▶ WRITTEN REQUEST
Output the material word for word. Leave each picture out.

==*==

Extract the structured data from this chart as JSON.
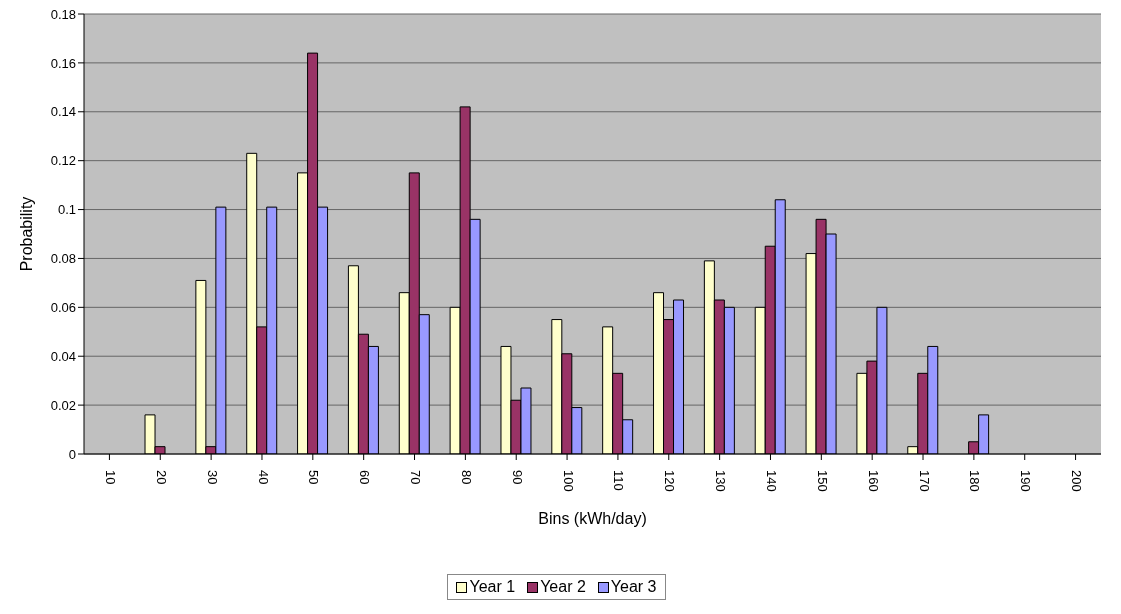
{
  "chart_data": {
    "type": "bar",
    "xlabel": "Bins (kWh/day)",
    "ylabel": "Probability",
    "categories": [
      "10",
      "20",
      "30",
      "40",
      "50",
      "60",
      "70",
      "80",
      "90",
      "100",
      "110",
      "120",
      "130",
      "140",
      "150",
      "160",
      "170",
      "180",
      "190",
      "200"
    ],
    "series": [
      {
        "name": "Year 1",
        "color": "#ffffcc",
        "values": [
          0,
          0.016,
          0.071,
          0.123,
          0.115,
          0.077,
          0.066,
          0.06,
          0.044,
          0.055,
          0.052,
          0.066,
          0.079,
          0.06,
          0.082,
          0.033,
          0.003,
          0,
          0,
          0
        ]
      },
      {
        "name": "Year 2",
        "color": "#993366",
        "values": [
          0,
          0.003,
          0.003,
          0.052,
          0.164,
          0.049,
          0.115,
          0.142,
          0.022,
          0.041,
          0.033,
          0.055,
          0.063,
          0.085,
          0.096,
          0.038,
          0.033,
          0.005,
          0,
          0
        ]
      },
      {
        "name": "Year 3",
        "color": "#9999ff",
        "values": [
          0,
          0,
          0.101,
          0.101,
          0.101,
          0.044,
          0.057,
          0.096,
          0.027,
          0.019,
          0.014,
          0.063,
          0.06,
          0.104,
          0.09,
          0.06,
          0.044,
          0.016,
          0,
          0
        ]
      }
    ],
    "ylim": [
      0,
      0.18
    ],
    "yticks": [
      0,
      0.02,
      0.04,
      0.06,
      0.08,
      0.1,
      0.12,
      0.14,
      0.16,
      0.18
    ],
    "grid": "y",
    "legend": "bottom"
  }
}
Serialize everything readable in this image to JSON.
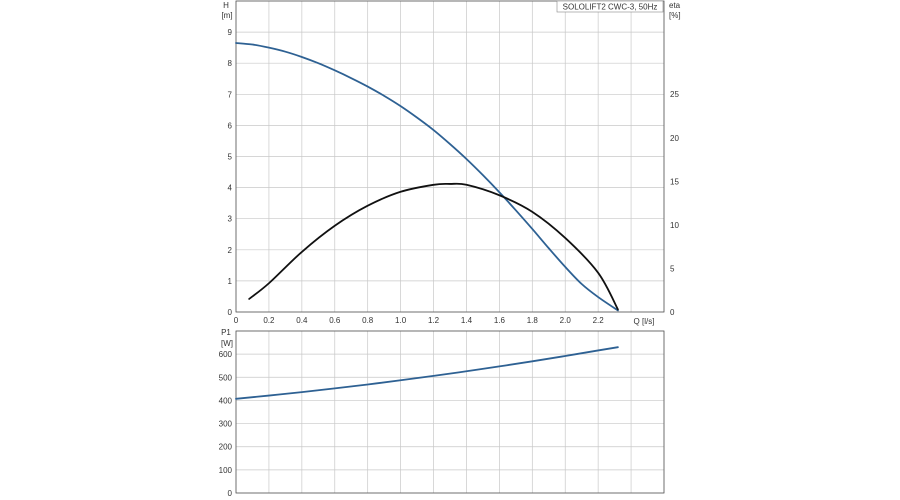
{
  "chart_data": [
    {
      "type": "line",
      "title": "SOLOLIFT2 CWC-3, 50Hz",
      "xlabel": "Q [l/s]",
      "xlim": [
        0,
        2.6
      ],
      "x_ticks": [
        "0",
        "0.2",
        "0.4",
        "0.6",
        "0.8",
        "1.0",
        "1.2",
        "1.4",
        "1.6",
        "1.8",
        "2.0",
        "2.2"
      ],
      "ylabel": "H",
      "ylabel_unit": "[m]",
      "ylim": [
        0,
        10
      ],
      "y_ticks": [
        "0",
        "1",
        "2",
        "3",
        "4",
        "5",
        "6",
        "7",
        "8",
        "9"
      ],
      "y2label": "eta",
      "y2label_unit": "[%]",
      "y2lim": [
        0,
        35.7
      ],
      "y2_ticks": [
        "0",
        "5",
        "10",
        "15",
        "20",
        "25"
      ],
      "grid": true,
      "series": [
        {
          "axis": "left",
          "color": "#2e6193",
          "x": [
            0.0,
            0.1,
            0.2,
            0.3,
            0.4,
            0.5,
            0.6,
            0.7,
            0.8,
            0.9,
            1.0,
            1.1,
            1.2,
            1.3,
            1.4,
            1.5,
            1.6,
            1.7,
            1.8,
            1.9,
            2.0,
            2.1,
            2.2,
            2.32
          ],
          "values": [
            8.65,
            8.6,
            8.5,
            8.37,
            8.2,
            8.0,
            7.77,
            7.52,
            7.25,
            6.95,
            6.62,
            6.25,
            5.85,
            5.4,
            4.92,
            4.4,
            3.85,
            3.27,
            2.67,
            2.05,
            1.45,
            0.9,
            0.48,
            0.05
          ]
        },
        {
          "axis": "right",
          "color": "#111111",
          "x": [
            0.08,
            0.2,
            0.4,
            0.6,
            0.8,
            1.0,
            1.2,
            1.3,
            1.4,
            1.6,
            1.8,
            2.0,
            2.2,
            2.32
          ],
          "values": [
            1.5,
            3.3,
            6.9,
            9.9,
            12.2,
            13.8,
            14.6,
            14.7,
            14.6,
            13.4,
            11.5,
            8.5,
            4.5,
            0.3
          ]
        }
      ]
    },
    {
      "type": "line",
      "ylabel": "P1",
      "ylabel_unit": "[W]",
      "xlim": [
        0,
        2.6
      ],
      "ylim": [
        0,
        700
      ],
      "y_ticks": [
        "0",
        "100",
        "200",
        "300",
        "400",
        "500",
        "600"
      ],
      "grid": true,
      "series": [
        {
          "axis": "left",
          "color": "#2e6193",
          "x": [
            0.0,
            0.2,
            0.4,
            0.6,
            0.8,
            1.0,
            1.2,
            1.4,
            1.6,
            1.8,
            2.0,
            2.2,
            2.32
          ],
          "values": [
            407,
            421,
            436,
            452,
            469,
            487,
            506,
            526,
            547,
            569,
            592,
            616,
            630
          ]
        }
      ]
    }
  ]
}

==*==

▶ REPLY TO THE TASK
Extract the structured data from this chart as JSON.
{
  "chart_data": {
    "type": "bar",
    "xlabel": "Bins (kWh/day)",
    "ylabel": "Probability",
    "categories": [
      "10",
      "20",
      "30",
      "40",
      "50",
      "60",
      "70",
      "80",
      "90",
      "100",
      "110",
      "120",
      "130",
      "140",
      "150",
      "160",
      "170",
      "180",
      "190",
      "200"
    ],
    "series": [
      {
        "name": "Year 1",
        "color": "#ffffcc",
        "values": [
          0,
          0.016,
          0.071,
          0.123,
          0.115,
          0.077,
          0.066,
          0.06,
          0.044,
          0.055,
          0.052,
          0.066,
          0.079,
          0.06,
          0.082,
          0.033,
          0.003,
          0,
          0,
          0
        ]
      },
      {
        "name": "Year 2",
        "color": "#993366",
        "values": [
          0,
          0.003,
          0.003,
          0.052,
          0.164,
          0.049,
          0.115,
          0.142,
          0.022,
          0.041,
          0.033,
          0.055,
          0.063,
          0.085,
          0.096,
          0.038,
          0.033,
          0.005,
          0,
          0
        ]
      },
      {
        "name": "Year 3",
        "color": "#9999ff",
        "values": [
          0,
          0,
          0.101,
          0.101,
          0.101,
          0.044,
          0.057,
          0.096,
          0.027,
          0.019,
          0.014,
          0.063,
          0.06,
          0.104,
          0.09,
          0.06,
          0.044,
          0.016,
          0,
          0
        ]
      }
    ],
    "ylim": [
      0,
      0.18
    ],
    "yticks": [
      0,
      0.02,
      0.04,
      0.06,
      0.08,
      0.1,
      0.12,
      0.14,
      0.16,
      0.18
    ],
    "grid": "y",
    "legend": "bottom"
  }
}
Serialize everything readable in this image to JSON.
{
  "chart_data": [
    {
      "type": "line",
      "title": "SOLOLIFT2 CWC-3, 50Hz",
      "xlabel": "Q [l/s]",
      "xlim": [
        0,
        2.6
      ],
      "x_ticks": [
        "0",
        "0.2",
        "0.4",
        "0.6",
        "0.8",
        "1.0",
        "1.2",
        "1.4",
        "1.6",
        "1.8",
        "2.0",
        "2.2"
      ],
      "ylabel": "H",
      "ylabel_unit": "[m]",
      "ylim": [
        0,
        10
      ],
      "y_ticks": [
        "0",
        "1",
        "2",
        "3",
        "4",
        "5",
        "6",
        "7",
        "8",
        "9"
      ],
      "y2label": "eta",
      "y2label_unit": "[%]",
      "y2lim": [
        0,
        35.7
      ],
      "y2_ticks": [
        "0",
        "5",
        "10",
        "15",
        "20",
        "25"
      ],
      "grid": true,
      "series": [
        {
          "axis": "left",
          "color": "#2e6193",
          "x": [
            0.0,
            0.1,
            0.2,
            0.3,
            0.4,
            0.5,
            0.6,
            0.7,
            0.8,
            0.9,
            1.0,
            1.1,
            1.2,
            1.3,
            1.4,
            1.5,
            1.6,
            1.7,
            1.8,
            1.9,
            2.0,
            2.1,
            2.2,
            2.32
          ],
          "values": [
            8.65,
            8.6,
            8.5,
            8.37,
            8.2,
            8.0,
            7.77,
            7.52,
            7.25,
            6.95,
            6.62,
            6.25,
            5.85,
            5.4,
            4.92,
            4.4,
            3.85,
            3.27,
            2.67,
            2.05,
            1.45,
            0.9,
            0.48,
            0.05
          ]
        },
        {
          "axis": "right",
          "color": "#111111",
          "x": [
            0.08,
            0.2,
            0.4,
            0.6,
            0.8,
            1.0,
            1.2,
            1.3,
            1.4,
            1.6,
            1.8,
            2.0,
            2.2,
            2.32
          ],
          "values": [
            1.5,
            3.3,
            6.9,
            9.9,
            12.2,
            13.8,
            14.6,
            14.7,
            14.6,
            13.4,
            11.5,
            8.5,
            4.5,
            0.3
          ]
        }
      ]
    },
    {
      "type": "line",
      "ylabel": "P1",
      "ylabel_unit": "[W]",
      "xlim": [
        0,
        2.6
      ],
      "ylim": [
        0,
        700
      ],
      "y_ticks": [
        "0",
        "100",
        "200",
        "300",
        "400",
        "500",
        "600"
      ],
      "grid": true,
      "series": [
        {
          "axis": "left",
          "color": "#2e6193",
          "x": [
            0.0,
            0.2,
            0.4,
            0.6,
            0.8,
            1.0,
            1.2,
            1.4,
            1.6,
            1.8,
            2.0,
            2.2,
            2.32
          ],
          "values": [
            407,
            421,
            436,
            452,
            469,
            487,
            506,
            526,
            547,
            569,
            592,
            616,
            630
          ]
        }
      ]
    }
  ]
}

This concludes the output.